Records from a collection
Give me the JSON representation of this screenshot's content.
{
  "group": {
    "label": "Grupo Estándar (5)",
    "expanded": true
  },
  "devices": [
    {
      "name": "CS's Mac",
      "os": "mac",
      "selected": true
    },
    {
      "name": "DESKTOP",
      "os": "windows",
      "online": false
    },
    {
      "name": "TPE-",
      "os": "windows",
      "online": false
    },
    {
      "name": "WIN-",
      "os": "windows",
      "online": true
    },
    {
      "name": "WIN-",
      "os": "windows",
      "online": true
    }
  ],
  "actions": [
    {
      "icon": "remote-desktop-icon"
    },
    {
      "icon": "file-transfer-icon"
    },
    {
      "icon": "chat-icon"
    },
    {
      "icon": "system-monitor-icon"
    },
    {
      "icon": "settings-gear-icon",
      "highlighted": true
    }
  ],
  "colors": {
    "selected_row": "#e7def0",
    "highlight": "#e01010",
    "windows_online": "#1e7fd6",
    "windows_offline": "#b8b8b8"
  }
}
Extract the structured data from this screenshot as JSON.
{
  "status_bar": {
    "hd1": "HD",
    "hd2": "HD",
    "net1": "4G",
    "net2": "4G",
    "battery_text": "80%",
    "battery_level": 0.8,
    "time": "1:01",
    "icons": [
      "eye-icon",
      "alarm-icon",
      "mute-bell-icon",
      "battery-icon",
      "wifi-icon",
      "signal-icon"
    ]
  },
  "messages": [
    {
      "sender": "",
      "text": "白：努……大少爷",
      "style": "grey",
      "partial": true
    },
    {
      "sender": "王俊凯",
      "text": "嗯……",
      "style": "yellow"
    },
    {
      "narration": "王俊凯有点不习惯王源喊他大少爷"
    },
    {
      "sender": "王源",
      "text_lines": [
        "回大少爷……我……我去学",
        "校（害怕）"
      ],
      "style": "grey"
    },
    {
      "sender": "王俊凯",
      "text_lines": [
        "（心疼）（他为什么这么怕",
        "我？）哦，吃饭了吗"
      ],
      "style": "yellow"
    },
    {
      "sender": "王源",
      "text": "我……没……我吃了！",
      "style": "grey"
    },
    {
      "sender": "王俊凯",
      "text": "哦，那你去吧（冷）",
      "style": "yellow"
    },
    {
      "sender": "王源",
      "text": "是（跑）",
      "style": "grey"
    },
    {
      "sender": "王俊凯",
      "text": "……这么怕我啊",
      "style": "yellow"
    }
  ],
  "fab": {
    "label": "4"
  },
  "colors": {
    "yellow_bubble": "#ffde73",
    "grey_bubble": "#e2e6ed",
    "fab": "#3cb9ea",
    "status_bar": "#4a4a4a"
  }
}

• TASK PROMPT: All of the material above needs to be retyped word for word.

• RESPONSE:
Give me the JSON representation of this screenshot's content.
{
  "group": {
    "label": "Grupo Estándar (5)",
    "expanded": true
  },
  "devices": [
    {
      "name": "CS's Mac",
      "os": "mac",
      "selected": true
    },
    {
      "name": "DESKTOP",
      "os": "windows",
      "online": false
    },
    {
      "name": "TPE-",
      "os": "windows",
      "online": false
    },
    {
      "name": "WIN-",
      "os": "windows",
      "online": true
    },
    {
      "name": "WIN-",
      "os": "windows",
      "online": true
    }
  ],
  "actions": [
    {
      "icon": "remote-desktop-icon"
    },
    {
      "icon": "file-transfer-icon"
    },
    {
      "icon": "chat-icon"
    },
    {
      "icon": "system-monitor-icon"
    },
    {
      "icon": "settings-gear-icon",
      "highlighted": true
    }
  ],
  "colors": {
    "selected_row": "#e7def0",
    "highlight": "#e01010",
    "windows_online": "#1e7fd6",
    "windows_offline": "#b8b8b8"
  }
}
Extract the structured data from this screenshot as JSON.
{
  "status_bar": {
    "hd1": "HD",
    "hd2": "HD",
    "net1": "4G",
    "net2": "4G",
    "battery_text": "80%",
    "battery_level": 0.8,
    "time": "1:01",
    "icons": [
      "eye-icon",
      "alarm-icon",
      "mute-bell-icon",
      "battery-icon",
      "wifi-icon",
      "signal-icon"
    ]
  },
  "messages": [
    {
      "sender": "",
      "text": "白：努……大少爷",
      "style": "grey",
      "partial": true
    },
    {
      "sender": "王俊凯",
      "text": "嗯……",
      "style": "yellow"
    },
    {
      "narration": "王俊凯有点不习惯王源喊他大少爷"
    },
    {
      "sender": "王源",
      "text_lines": [
        "回大少爷……我……我去学",
        "校（害怕）"
      ],
      "style": "grey"
    },
    {
      "sender": "王俊凯",
      "text_lines": [
        "（心疼）（他为什么这么怕",
        "我？）哦，吃饭了吗"
      ],
      "style": "yellow"
    },
    {
      "sender": "王源",
      "text": "我……没……我吃了！",
      "style": "grey"
    },
    {
      "sender": "王俊凯",
      "text": "哦，那你去吧（冷）",
      "style": "yellow"
    },
    {
      "sender": "王源",
      "text": "是（跑）",
      "style": "grey"
    },
    {
      "sender": "王俊凯",
      "text": "……这么怕我啊",
      "style": "yellow"
    }
  ],
  "fab": {
    "label": "4"
  },
  "colors": {
    "yellow_bubble": "#ffde73",
    "grey_bubble": "#e2e6ed",
    "fab": "#3cb9ea",
    "status_bar": "#4a4a4a"
  }
}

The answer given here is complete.